- Problem description:
Reproduce, without any change, the lines of the material from the line that contains "406, 532, 410]" through the line that contains "190, 196, 410]", both of those lines included.
-- Start Records supplied --
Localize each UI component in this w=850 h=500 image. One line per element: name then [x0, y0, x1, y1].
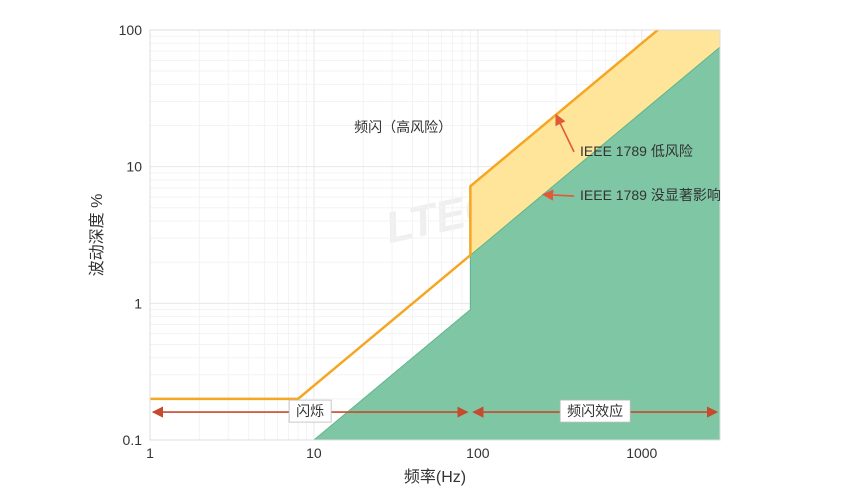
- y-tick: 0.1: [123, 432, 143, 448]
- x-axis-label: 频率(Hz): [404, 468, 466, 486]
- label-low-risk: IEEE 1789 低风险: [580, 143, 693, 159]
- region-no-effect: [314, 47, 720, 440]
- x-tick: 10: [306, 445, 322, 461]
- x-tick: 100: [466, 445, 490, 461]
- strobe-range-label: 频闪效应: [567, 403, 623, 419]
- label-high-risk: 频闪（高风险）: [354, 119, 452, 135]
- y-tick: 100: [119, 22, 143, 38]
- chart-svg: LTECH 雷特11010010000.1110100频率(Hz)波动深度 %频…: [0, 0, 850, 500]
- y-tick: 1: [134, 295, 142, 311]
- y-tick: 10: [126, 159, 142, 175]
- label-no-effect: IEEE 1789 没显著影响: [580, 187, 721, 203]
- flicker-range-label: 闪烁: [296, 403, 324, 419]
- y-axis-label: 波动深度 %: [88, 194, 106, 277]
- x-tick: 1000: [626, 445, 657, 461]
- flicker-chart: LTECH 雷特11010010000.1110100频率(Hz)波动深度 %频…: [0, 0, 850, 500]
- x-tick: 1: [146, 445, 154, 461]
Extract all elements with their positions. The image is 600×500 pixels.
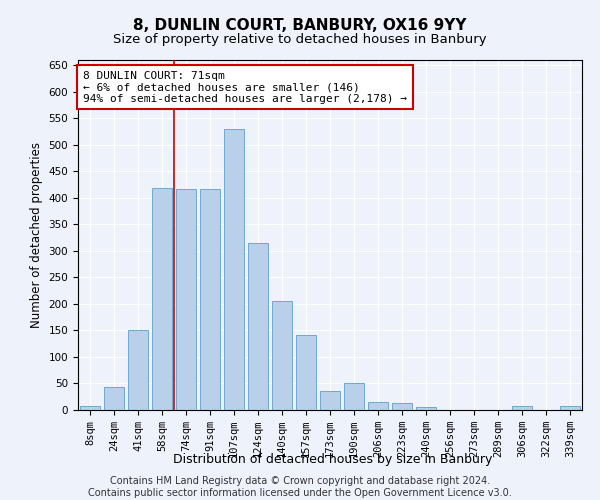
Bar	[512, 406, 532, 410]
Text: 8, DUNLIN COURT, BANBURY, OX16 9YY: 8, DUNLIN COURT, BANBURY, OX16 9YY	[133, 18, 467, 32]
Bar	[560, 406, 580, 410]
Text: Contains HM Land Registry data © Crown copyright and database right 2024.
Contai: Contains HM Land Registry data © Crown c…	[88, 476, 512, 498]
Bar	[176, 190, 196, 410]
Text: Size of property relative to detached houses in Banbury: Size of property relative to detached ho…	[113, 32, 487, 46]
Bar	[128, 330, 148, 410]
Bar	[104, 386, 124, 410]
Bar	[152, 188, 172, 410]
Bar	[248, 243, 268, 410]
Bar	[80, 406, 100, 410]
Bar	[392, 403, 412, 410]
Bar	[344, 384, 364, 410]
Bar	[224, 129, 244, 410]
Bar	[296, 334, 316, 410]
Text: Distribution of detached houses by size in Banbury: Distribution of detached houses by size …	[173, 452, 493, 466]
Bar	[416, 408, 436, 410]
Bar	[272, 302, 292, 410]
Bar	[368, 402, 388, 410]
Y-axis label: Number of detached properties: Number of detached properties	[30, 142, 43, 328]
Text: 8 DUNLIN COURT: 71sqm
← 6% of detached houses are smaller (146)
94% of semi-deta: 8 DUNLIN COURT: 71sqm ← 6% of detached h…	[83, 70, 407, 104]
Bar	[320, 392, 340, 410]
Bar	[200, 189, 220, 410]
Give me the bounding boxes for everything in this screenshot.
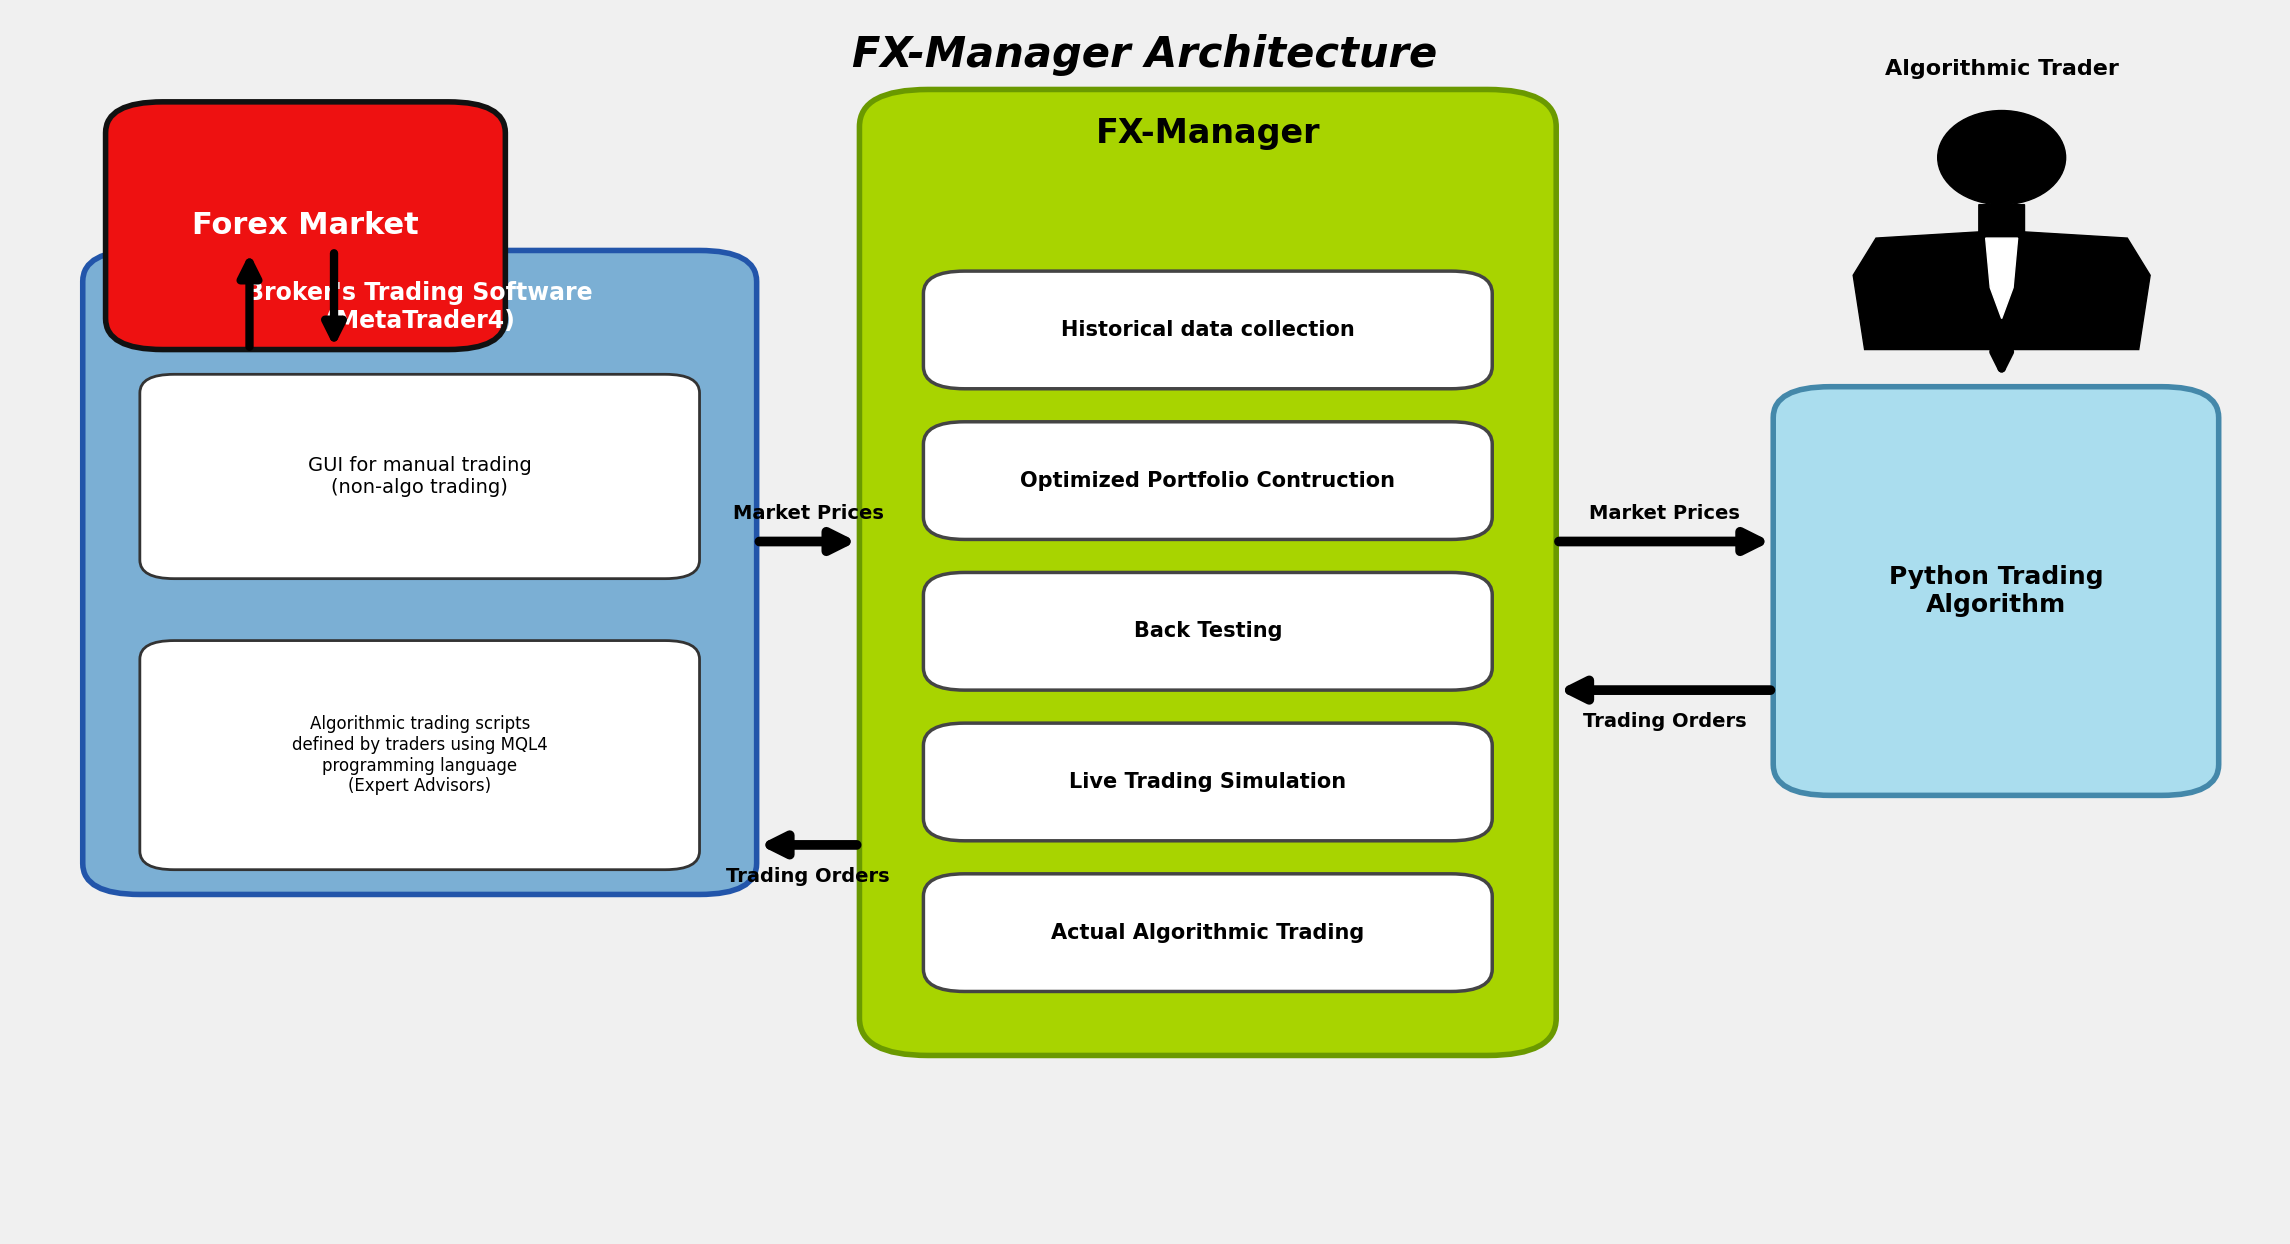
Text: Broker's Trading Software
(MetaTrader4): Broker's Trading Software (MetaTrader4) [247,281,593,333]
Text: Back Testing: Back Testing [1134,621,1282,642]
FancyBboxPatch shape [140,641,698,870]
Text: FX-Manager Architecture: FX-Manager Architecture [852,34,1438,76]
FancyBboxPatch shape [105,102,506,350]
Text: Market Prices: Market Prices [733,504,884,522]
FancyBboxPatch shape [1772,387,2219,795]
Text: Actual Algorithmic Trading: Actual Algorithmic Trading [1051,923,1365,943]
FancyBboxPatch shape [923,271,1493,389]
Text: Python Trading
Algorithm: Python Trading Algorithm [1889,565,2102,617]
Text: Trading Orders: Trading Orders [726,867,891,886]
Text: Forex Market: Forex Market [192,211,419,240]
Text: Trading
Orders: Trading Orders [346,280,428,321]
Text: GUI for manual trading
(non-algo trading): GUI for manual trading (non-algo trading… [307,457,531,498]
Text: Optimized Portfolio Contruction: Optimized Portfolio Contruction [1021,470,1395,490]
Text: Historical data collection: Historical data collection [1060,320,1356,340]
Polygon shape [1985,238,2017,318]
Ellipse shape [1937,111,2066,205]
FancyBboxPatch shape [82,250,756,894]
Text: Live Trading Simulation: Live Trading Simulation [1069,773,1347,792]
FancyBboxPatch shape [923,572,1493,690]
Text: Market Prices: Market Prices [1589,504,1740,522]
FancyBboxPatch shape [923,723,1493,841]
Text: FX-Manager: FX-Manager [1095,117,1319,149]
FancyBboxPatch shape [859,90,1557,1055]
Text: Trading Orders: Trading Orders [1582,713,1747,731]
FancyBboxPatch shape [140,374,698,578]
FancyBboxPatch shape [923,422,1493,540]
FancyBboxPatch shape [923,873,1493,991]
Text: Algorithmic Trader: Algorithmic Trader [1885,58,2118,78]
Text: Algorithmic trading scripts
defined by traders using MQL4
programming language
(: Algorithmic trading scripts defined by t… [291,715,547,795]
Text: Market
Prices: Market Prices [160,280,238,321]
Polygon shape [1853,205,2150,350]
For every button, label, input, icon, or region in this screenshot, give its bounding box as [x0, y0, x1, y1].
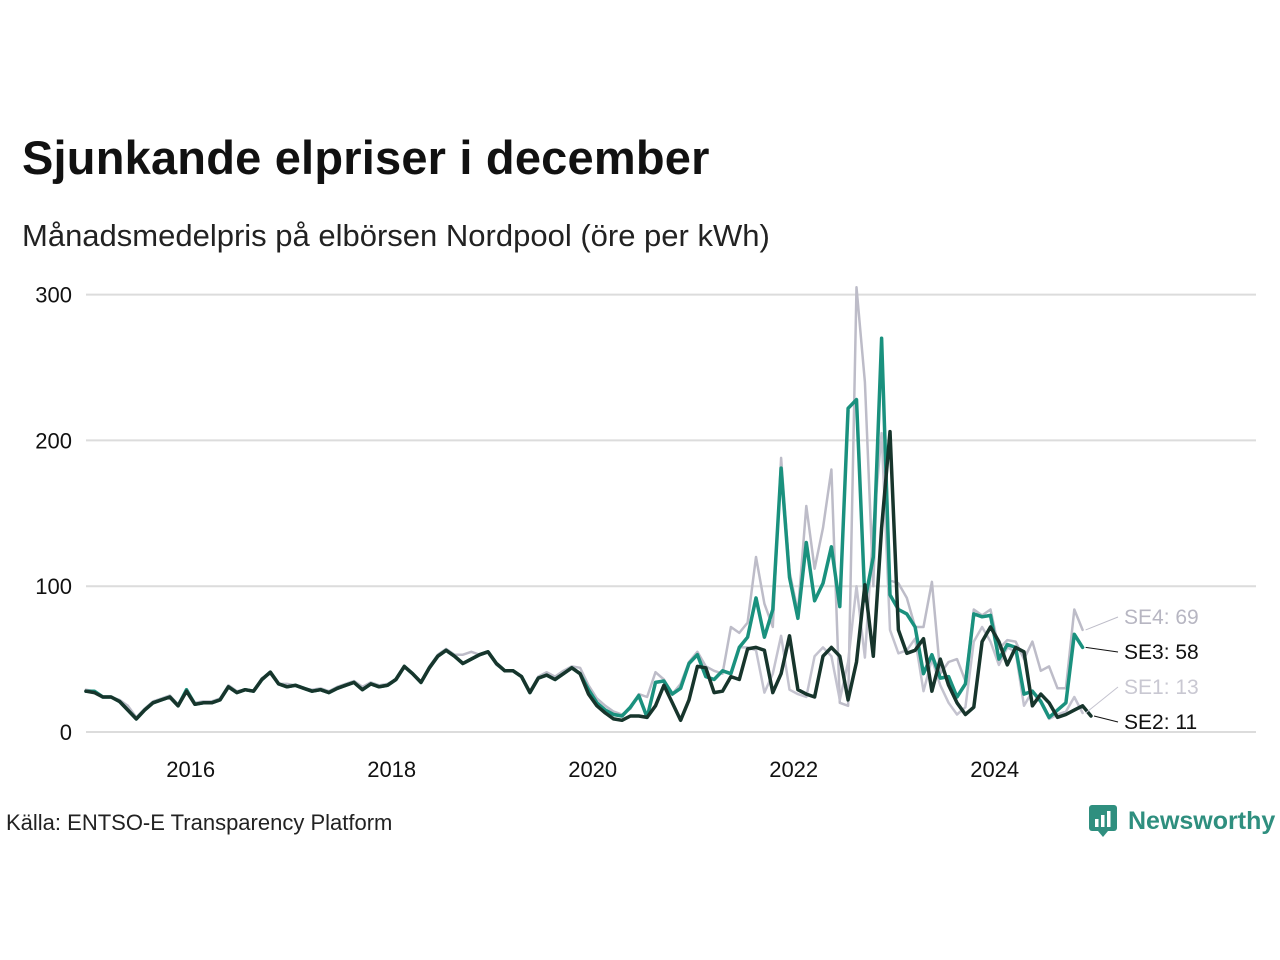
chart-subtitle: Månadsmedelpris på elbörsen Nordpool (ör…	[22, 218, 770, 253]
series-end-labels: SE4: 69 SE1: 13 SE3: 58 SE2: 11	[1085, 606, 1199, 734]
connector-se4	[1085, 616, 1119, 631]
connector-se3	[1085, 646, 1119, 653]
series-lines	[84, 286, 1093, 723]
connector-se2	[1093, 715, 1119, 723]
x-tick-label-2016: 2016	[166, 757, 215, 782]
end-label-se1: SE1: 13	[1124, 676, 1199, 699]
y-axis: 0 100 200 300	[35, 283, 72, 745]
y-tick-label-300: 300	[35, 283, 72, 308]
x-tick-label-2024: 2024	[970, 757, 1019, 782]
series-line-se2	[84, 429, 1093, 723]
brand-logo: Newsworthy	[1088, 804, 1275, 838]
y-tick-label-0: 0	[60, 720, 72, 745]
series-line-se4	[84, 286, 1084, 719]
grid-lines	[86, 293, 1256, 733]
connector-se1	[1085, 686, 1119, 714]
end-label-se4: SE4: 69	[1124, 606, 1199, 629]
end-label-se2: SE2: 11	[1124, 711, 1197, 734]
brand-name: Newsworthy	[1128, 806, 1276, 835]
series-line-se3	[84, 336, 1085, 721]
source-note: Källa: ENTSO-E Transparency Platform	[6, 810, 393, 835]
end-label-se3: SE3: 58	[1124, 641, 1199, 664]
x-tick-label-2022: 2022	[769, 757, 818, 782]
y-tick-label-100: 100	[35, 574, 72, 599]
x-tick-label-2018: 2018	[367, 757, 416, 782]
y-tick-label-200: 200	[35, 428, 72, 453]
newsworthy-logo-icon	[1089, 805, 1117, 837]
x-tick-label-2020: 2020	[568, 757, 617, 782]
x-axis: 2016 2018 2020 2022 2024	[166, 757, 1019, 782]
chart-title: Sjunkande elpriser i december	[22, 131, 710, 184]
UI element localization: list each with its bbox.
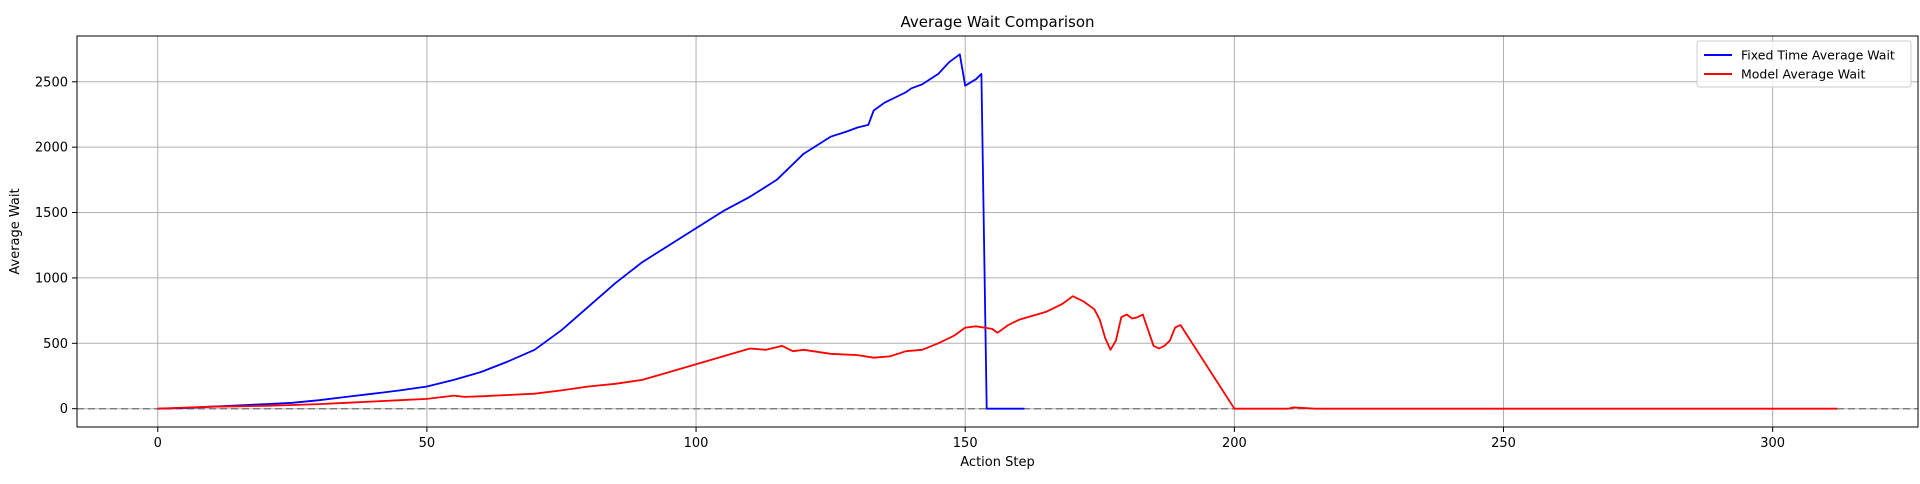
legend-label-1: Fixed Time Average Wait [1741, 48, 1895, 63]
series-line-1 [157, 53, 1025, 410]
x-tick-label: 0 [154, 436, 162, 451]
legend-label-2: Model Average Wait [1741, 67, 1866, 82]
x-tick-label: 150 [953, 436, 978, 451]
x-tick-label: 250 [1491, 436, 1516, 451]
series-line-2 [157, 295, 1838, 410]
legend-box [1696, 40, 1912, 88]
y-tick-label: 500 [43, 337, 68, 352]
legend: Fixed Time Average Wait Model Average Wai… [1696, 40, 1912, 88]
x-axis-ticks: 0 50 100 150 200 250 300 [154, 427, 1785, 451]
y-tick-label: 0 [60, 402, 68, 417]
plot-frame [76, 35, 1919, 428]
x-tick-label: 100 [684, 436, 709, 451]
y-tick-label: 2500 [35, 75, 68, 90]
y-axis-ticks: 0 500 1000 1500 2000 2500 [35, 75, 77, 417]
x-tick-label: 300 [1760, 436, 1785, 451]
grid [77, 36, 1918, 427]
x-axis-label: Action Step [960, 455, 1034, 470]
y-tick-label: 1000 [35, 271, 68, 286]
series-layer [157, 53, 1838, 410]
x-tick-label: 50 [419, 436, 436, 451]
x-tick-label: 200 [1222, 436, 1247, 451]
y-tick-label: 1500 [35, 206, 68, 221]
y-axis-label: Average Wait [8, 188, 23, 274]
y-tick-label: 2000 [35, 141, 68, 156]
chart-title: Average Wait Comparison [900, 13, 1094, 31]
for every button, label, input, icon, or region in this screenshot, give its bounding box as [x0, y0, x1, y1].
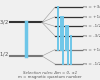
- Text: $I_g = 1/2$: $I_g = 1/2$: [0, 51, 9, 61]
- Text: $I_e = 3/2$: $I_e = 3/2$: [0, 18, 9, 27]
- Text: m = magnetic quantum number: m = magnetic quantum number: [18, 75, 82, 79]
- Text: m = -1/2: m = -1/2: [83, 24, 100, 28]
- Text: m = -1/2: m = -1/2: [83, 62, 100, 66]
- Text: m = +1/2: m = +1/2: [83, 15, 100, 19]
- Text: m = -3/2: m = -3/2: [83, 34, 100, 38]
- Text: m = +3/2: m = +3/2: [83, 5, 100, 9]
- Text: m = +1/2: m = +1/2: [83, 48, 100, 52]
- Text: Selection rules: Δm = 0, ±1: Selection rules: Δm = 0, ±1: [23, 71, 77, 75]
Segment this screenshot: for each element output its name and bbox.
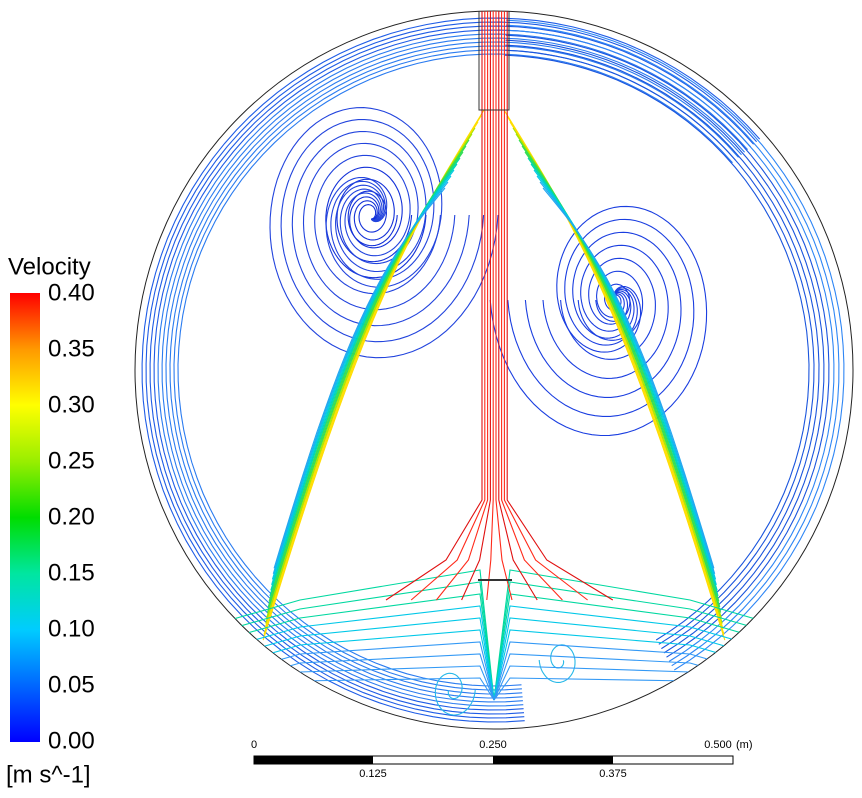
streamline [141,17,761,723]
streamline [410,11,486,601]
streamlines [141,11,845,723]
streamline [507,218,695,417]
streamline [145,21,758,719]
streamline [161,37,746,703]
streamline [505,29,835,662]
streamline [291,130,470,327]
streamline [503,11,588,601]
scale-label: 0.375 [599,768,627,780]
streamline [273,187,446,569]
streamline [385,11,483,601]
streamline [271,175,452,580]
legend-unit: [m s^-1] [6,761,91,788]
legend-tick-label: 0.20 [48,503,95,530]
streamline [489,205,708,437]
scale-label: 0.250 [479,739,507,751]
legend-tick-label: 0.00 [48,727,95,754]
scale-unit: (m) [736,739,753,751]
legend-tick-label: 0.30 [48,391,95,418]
-- End Records supplied --
- Exercise result:
Bar	[512, 406, 532, 410]
Text: 8, DUNLIN COURT, BANBURY, OX16 9YY: 8, DUNLIN COURT, BANBURY, OX16 9YY	[133, 18, 467, 32]
Bar	[560, 406, 580, 410]
Text: Contains HM Land Registry data © Crown copyright and database right 2024.
Contai: Contains HM Land Registry data © Crown c…	[88, 476, 512, 498]
Bar	[176, 190, 196, 410]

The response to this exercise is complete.